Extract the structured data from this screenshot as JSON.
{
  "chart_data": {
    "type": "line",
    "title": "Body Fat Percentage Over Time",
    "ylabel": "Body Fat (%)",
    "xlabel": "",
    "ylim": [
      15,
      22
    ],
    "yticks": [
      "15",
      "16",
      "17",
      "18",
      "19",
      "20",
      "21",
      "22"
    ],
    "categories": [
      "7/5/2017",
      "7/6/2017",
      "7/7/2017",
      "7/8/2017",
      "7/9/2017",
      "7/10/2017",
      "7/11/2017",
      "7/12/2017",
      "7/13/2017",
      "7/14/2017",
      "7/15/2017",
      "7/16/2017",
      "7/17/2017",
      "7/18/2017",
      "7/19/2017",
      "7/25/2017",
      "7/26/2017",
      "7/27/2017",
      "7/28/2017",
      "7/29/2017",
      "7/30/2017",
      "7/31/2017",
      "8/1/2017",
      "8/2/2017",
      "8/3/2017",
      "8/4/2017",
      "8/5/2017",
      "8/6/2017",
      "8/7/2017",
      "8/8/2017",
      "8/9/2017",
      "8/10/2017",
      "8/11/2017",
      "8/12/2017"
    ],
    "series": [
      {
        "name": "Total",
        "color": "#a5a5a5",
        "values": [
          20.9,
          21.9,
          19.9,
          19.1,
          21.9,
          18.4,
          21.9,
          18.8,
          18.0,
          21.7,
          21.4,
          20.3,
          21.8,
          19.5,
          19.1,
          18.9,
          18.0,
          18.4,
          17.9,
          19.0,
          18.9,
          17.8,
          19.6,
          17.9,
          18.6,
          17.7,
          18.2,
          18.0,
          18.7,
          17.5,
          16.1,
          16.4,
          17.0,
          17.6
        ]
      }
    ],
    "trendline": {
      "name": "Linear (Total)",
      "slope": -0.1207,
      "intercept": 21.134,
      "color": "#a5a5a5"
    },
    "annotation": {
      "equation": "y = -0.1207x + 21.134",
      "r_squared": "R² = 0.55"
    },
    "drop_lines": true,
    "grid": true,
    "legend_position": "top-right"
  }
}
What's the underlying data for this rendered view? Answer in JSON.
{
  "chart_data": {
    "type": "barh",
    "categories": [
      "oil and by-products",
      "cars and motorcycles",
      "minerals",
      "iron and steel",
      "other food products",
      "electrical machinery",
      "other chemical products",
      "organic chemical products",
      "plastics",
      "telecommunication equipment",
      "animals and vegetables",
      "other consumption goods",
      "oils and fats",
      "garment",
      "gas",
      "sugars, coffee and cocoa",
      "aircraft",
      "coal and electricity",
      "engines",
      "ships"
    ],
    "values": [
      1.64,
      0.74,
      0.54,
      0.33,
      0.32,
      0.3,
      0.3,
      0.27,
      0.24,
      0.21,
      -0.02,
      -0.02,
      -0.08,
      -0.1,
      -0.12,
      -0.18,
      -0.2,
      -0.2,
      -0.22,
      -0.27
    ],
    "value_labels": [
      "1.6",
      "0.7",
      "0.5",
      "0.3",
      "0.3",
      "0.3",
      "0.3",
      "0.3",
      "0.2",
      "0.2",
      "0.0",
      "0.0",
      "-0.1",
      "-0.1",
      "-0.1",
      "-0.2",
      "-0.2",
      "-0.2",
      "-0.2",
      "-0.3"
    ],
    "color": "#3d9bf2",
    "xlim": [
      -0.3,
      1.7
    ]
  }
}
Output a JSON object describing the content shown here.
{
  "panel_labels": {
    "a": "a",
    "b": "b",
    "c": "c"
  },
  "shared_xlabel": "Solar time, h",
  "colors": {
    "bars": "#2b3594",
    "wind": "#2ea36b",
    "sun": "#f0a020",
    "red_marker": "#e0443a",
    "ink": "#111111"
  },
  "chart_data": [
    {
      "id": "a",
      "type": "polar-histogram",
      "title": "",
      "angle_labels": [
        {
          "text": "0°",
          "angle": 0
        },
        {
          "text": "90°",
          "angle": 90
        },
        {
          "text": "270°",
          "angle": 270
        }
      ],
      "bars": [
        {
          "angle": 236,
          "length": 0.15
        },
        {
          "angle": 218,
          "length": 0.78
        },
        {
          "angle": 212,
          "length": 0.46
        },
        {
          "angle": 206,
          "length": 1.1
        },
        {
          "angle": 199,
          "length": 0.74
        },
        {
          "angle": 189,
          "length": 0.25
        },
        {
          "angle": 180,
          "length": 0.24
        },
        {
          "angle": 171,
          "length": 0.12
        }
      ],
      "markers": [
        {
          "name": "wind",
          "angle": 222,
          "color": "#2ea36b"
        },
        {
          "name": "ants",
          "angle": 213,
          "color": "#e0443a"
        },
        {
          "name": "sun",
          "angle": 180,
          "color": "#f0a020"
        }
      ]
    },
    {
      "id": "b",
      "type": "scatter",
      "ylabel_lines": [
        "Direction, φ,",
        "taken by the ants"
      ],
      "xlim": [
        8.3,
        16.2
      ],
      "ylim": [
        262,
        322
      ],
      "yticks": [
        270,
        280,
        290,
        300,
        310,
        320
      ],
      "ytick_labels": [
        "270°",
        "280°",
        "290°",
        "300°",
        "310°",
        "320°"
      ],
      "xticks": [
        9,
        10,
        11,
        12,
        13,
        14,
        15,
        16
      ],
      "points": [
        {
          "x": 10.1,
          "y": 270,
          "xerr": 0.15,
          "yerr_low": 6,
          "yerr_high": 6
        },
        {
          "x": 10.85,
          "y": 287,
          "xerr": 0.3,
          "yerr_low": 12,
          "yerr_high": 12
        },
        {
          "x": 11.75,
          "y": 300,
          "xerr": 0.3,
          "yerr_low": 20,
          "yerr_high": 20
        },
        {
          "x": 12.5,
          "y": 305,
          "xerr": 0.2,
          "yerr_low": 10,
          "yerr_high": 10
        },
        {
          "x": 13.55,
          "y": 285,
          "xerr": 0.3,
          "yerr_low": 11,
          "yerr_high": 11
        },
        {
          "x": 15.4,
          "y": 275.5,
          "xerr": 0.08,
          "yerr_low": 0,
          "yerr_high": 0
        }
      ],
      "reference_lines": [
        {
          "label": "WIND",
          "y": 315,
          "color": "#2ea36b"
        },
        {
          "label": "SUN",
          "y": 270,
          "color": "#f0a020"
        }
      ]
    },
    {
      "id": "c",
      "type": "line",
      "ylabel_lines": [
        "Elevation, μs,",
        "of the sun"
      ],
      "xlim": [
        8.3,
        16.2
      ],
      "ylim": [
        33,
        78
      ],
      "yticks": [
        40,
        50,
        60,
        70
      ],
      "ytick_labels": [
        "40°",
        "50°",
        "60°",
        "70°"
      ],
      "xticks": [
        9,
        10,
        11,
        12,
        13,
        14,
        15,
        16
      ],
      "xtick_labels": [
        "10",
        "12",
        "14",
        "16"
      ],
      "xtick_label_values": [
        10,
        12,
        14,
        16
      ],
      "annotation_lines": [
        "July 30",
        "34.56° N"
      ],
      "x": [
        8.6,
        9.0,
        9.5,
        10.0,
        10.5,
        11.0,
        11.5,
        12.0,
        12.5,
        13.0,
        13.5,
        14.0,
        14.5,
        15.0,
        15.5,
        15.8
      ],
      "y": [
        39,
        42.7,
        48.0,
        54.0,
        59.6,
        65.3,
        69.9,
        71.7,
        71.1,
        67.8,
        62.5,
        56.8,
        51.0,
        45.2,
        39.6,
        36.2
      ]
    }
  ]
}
==
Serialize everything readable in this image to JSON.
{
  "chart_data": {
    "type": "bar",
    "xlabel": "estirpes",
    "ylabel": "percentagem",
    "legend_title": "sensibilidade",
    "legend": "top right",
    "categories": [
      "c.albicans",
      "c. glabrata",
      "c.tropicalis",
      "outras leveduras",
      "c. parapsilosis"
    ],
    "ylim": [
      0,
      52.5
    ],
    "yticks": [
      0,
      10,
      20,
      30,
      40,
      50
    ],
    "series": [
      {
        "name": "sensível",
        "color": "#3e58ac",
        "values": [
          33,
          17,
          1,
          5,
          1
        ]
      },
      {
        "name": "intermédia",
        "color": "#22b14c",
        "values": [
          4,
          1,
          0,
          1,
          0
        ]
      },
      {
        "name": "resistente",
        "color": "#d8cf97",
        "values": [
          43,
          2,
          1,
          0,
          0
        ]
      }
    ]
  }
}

_SHORT PROBLEM_
Copy all lines from the material that include "products".

_SOLVED EXERCISE_
      "oil and by-products",
      "other food products",
      "other chemical products",
      "organic chemical products",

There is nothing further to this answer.